(WHAT IS ASKED): Make an exact copy of the listing below.

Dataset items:
--------------------
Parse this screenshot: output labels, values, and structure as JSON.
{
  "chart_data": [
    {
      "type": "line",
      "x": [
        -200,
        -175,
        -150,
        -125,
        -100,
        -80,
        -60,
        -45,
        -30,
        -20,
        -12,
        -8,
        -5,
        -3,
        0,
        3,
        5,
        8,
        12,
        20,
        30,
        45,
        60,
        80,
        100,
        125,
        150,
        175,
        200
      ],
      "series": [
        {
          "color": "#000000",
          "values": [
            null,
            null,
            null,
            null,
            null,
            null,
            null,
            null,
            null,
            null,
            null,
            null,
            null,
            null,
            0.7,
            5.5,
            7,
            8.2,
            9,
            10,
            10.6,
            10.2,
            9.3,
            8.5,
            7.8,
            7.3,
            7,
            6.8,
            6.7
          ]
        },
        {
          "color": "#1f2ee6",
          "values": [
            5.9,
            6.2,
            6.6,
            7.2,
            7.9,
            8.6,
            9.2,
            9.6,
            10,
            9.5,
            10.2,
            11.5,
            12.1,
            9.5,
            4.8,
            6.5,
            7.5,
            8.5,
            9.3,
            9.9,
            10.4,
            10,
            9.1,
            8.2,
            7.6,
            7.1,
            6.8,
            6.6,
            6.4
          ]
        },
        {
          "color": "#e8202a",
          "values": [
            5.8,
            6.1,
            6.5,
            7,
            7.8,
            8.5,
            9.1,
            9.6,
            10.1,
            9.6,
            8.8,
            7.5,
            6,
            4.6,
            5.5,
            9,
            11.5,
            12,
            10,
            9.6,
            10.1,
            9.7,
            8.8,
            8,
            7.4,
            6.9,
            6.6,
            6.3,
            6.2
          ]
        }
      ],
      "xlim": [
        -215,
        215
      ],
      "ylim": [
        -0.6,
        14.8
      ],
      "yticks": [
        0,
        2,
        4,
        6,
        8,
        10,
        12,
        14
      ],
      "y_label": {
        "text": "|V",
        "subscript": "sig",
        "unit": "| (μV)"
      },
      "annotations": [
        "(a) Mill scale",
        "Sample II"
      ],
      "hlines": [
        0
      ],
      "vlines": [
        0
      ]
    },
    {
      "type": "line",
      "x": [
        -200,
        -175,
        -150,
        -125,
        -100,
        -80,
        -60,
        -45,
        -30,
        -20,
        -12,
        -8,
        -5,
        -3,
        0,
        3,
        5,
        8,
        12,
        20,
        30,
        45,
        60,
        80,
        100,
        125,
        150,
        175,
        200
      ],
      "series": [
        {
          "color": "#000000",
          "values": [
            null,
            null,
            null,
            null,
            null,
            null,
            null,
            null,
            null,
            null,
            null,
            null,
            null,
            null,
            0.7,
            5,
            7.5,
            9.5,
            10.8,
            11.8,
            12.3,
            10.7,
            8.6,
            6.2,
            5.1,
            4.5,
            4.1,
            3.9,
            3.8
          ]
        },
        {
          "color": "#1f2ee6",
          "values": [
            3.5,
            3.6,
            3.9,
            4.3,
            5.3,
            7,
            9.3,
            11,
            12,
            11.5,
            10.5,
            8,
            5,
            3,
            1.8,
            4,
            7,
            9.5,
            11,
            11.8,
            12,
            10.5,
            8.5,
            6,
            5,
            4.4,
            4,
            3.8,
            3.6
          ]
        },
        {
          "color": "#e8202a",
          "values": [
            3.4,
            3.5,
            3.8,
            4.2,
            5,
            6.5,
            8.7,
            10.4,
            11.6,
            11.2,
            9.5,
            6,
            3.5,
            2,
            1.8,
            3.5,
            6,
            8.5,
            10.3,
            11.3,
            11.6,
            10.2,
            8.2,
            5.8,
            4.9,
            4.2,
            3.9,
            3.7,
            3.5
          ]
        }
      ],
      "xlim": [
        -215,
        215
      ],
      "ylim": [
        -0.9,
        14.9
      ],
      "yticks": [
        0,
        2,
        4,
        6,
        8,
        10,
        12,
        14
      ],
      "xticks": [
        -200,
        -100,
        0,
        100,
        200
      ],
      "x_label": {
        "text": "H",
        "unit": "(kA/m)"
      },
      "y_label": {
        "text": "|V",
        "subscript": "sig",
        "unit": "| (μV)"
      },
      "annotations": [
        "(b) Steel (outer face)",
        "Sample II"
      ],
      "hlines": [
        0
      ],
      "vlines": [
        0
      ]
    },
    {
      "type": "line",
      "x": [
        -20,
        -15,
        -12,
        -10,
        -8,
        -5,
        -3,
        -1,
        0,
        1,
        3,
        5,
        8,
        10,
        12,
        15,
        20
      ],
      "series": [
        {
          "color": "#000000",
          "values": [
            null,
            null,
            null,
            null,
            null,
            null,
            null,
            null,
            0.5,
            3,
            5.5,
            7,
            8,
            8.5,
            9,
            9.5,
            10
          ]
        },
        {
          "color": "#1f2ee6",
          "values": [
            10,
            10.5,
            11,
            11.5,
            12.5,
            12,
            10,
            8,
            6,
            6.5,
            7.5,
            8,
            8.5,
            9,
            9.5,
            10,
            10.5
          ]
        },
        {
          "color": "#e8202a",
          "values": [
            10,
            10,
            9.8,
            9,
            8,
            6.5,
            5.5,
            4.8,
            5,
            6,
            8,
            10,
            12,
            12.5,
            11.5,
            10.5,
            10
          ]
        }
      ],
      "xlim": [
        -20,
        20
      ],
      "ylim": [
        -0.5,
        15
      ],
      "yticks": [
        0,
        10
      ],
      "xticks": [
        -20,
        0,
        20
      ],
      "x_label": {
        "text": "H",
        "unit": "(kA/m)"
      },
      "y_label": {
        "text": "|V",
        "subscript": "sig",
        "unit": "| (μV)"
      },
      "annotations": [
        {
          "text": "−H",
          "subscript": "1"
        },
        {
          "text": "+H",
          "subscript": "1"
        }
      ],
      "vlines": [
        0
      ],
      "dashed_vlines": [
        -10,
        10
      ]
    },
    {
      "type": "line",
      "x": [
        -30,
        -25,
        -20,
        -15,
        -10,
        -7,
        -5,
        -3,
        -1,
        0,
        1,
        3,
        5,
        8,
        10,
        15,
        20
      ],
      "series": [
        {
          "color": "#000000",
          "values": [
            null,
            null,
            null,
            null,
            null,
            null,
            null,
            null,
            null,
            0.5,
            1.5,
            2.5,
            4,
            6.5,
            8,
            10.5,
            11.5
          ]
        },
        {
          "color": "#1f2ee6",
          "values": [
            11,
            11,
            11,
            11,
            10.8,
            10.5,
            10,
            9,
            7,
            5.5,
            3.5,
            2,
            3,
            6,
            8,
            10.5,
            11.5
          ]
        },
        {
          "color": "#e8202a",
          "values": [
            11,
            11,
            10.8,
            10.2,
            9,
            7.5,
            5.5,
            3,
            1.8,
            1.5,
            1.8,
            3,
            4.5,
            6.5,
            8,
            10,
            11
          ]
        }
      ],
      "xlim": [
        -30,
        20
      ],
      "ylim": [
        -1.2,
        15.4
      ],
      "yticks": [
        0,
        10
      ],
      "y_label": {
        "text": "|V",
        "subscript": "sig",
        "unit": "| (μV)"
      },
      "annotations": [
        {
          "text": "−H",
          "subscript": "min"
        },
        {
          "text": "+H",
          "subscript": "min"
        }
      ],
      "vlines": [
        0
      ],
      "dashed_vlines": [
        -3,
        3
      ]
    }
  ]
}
--------------------
(WRITTEN ANSWER):
Parse this screenshot: output labels, values, and structure as JSON.
{
  "chart_data": [
    {
      "type": "line",
      "x": [
        -200,
        -175,
        -150,
        -125,
        -100,
        -80,
        -60,
        -45,
        -30,
        -20,
        -12,
        -8,
        -5,
        -3,
        0,
        3,
        5,
        8,
        12,
        20,
        30,
        45,
        60,
        80,
        100,
        125,
        150,
        175,
        200
      ],
      "series": [
        {
          "color": "#000000",
          "values": [
            null,
            null,
            null,
            null,
            null,
            null,
            null,
            null,
            null,
            null,
            null,
            null,
            null,
            null,
            0.7,
            5.5,
            7,
            8.2,
            9,
            10,
            10.6,
            10.2,
            9.3,
            8.5,
            7.8,
            7.3,
            7,
            6.8,
            6.7
          ]
        },
        {
          "color": "#1f2ee6",
          "values": [
            5.9,
            6.2,
            6.6,
            7.2,
            7.9,
            8.6,
            9.2,
            9.6,
            10,
            9.5,
            10.2,
            11.5,
            12.1,
            9.5,
            4.8,
            6.5,
            7.5,
            8.5,
            9.3,
            9.9,
            10.4,
            10,
            9.1,
            8.2,
            7.6,
            7.1,
            6.8,
            6.6,
            6.4
          ]
        },
        {
          "color": "#e8202a",
          "values": [
            5.8,
            6.1,
            6.5,
            7,
            7.8,
            8.5,
            9.1,
            9.6,
            10.1,
            9.6,
            8.8,
            7.5,
            6,
            4.6,
            5.5,
            9,
            11.5,
            12,
            10,
            9.6,
            10.1,
            9.7,
            8.8,
            8,
            7.4,
            6.9,
            6.6,
            6.3,
            6.2
          ]
        }
      ],
      "xlim": [
        -215,
        215
      ],
      "ylim": [
        -0.6,
        14.8
      ],
      "yticks": [
        0,
        2,
        4,
        6,
        8,
        10,
        12,
        14
      ],
      "y_label": {
        "text": "|V",
        "subscript": "sig",
        "unit": "| (μV)"
      },
      "annotations": [
        "(a) Mill scale",
        "Sample II"
      ],
      "hlines": [
        0
      ],
      "vlines": [
        0
      ]
    },
    {
      "type": "line",
      "x": [
        -200,
        -175,
        -150,
        -125,
        -100,
        -80,
        -60,
        -45,
        -30,
        -20,
        -12,
        -8,
        -5,
        -3,
        0,
        3,
        5,
        8,
        12,
        20,
        30,
        45,
        60,
        80,
        100,
        125,
        150,
        175,
        200
      ],
      "series": [
        {
          "color": "#000000",
          "values": [
            null,
            null,
            null,
            null,
            null,
            null,
            null,
            null,
            null,
            null,
            null,
            null,
            null,
            null,
            0.7,
            5,
            7.5,
            9.5,
            10.8,
            11.8,
            12.3,
            10.7,
            8.6,
            6.2,
            5.1,
            4.5,
            4.1,
            3.9,
            3.8
          ]
        },
        {
          "color": "#1f2ee6",
          "values": [
            3.5,
            3.6,
            3.9,
            4.3,
            5.3,
            7,
            9.3,
            11,
            12,
            11.5,
            10.5,
            8,
            5,
            3,
            1.8,
            4,
            7,
            9.5,
            11,
            11.8,
            12,
            10.5,
            8.5,
            6,
            5,
            4.4,
            4,
            3.8,
            3.6
          ]
        },
        {
          "color": "#e8202a",
          "values": [
            3.4,
            3.5,
            3.8,
            4.2,
            5,
            6.5,
            8.7,
            10.4,
            11.6,
            11.2,
            9.5,
            6,
            3.5,
            2,
            1.8,
            3.5,
            6,
            8.5,
            10.3,
            11.3,
            11.6,
            10.2,
            8.2,
            5.8,
            4.9,
            4.2,
            3.9,
            3.7,
            3.5
          ]
        }
      ],
      "xlim": [
        -215,
        215
      ],
      "ylim": [
        -0.9,
        14.9
      ],
      "yticks": [
        0,
        2,
        4,
        6,
        8,
        10,
        12,
        14
      ],
      "xticks": [
        -200,
        -100,
        0,
        100,
        200
      ],
      "x_label": {
        "text": "H",
        "unit": "(kA/m)"
      },
      "y_label": {
        "text": "|V",
        "subscript": "sig",
        "unit": "| (μV)"
      },
      "annotations": [
        "(b) Steel (outer face)",
        "Sample II"
      ],
      "hlines": [
        0
      ],
      "vlines": [
        0
      ]
    },
    {
      "type": "line",
      "x": [
        -20,
        -15,
        -12,
        -10,
        -8,
        -5,
        -3,
        -1,
        0,
        1,
        3,
        5,
        8,
        10,
        12,
        15,
        20
      ],
      "series": [
        {
          "color": "#000000",
          "values": [
            null,
            null,
            null,
            null,
            null,
            null,
            null,
            null,
            0.5,
            3,
            5.5,
            7,
            8,
            8.5,
            9,
            9.5,
            10
          ]
        },
        {
          "color": "#1f2ee6",
          "values": [
            10,
            10.5,
            11,
            11.5,
            12.5,
            12,
            10,
            8,
            6,
            6.5,
            7.5,
            8,
            8.5,
            9,
            9.5,
            10,
            10.5
          ]
        },
        {
          "color": "#e8202a",
          "values": [
            10,
            10,
            9.8,
            9,
            8,
            6.5,
            5.5,
            4.8,
            5,
            6,
            8,
            10,
            12,
            12.5,
            11.5,
            10.5,
            10
          ]
        }
      ],
      "xlim": [
        -20,
        20
      ],
      "ylim": [
        -0.5,
        15
      ],
      "yticks": [
        0,
        10
      ],
      "xticks": [
        -20,
        0,
        20
      ],
      "x_label": {
        "text": "H",
        "unit": "(kA/m)"
      },
      "y_label": {
        "text": "|V",
        "subscript": "sig",
        "unit": "| (μV)"
      },
      "annotations": [
        {
          "text": "−H",
          "subscript": "1"
        },
        {
          "text": "+H",
          "subscript": "1"
        }
      ],
      "vlines": [
        0
      ],
      "dashed_vlines": [
        -10,
        10
      ]
    },
    {
      "type": "line",
      "x": [
        -30,
        -25,
        -20,
        -15,
        -10,
        -7,
        -5,
        -3,
        -1,
        0,
        1,
        3,
        5,
        8,
        10,
        15,
        20
      ],
      "series": [
        {
          "color": "#000000",
          "values": [
            null,
            null,
            null,
            null,
            null,
            null,
            null,
            null,
            null,
            0.5,
            1.5,
            2.5,
            4,
            6.5,
            8,
            10.5,
            11.5
          ]
        },
        {
          "color": "#1f2ee6",
          "values": [
            11,
            11,
            11,
            11,
            10.8,
            10.5,
            10,
            9,
            7,
            5.5,
            3.5,
            2,
            3,
            6,
            8,
            10.5,
            11.5
          ]
        },
        {
          "color": "#e8202a",
          "values": [
            11,
            11,
            10.8,
            10.2,
            9,
            7.5,
            5.5,
            3,
            1.8,
            1.5,
            1.8,
            3,
            4.5,
            6.5,
            8,
            10,
            11
          ]
        }
      ],
      "xlim": [
        -30,
        20
      ],
      "ylim": [
        -1.2,
        15.4
      ],
      "yticks": [
        0,
        10
      ],
      "y_label": {
        "text": "|V",
        "subscript": "sig",
        "unit": "| (μV)"
      },
      "annotations": [
        {
          "text": "−H",
          "subscript": "min"
        },
        {
          "text": "+H",
          "subscript": "min"
        }
      ],
      "vlines": [
        0
      ],
      "dashed_vlines": [
        -3,
        3
      ]
    }
  ]
}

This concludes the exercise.